— Task statement —
Locate every line in the records below that contains the word "color", and copy each one.

— Input records —
....

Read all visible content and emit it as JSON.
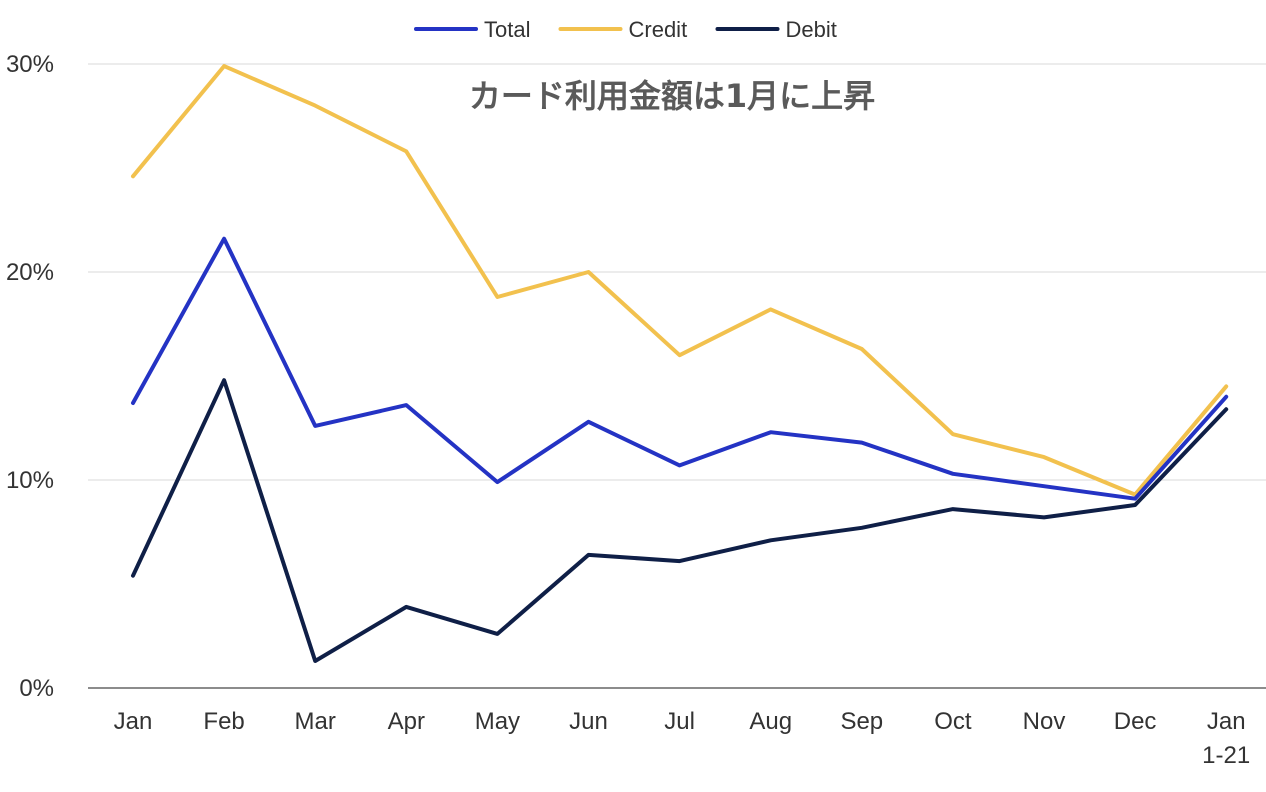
{
  "chart_data": {
    "type": "line",
    "title": "カード利用金額は1月に上昇",
    "xlabel": "",
    "ylabel": "",
    "categories": [
      "Jan",
      "Feb",
      "Mar",
      "Apr",
      "May",
      "Jun",
      "Jul",
      "Aug",
      "Sep",
      "Oct",
      "Nov",
      "Dec",
      "Jan\n1-21"
    ],
    "ylim": [
      0,
      30
    ],
    "yticks": [
      0,
      10,
      20,
      30
    ],
    "ytick_labels": [
      "0%",
      "10%",
      "20%",
      "30%"
    ],
    "grid": true,
    "legend_position": "top-center",
    "series": [
      {
        "name": "Total",
        "color": "#2433c4",
        "values": [
          13.7,
          21.6,
          12.6,
          13.6,
          9.9,
          12.8,
          10.7,
          12.3,
          11.8,
          10.3,
          9.7,
          9.1,
          14.0
        ]
      },
      {
        "name": "Credit",
        "color": "#f2c14e",
        "values": [
          24.6,
          29.9,
          28.0,
          25.8,
          18.8,
          20.0,
          16.0,
          18.2,
          16.3,
          12.2,
          11.1,
          9.3,
          14.5
        ]
      },
      {
        "name": "Debit",
        "color": "#0f1f47",
        "values": [
          5.4,
          14.8,
          1.3,
          3.9,
          2.6,
          6.4,
          6.1,
          7.1,
          7.7,
          8.6,
          8.2,
          8.8,
          13.4
        ]
      }
    ]
  }
}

....

— Answer below —
        "color": "#2433c4",
        "color": "#f2c14e",
        "color": "#0f1f47",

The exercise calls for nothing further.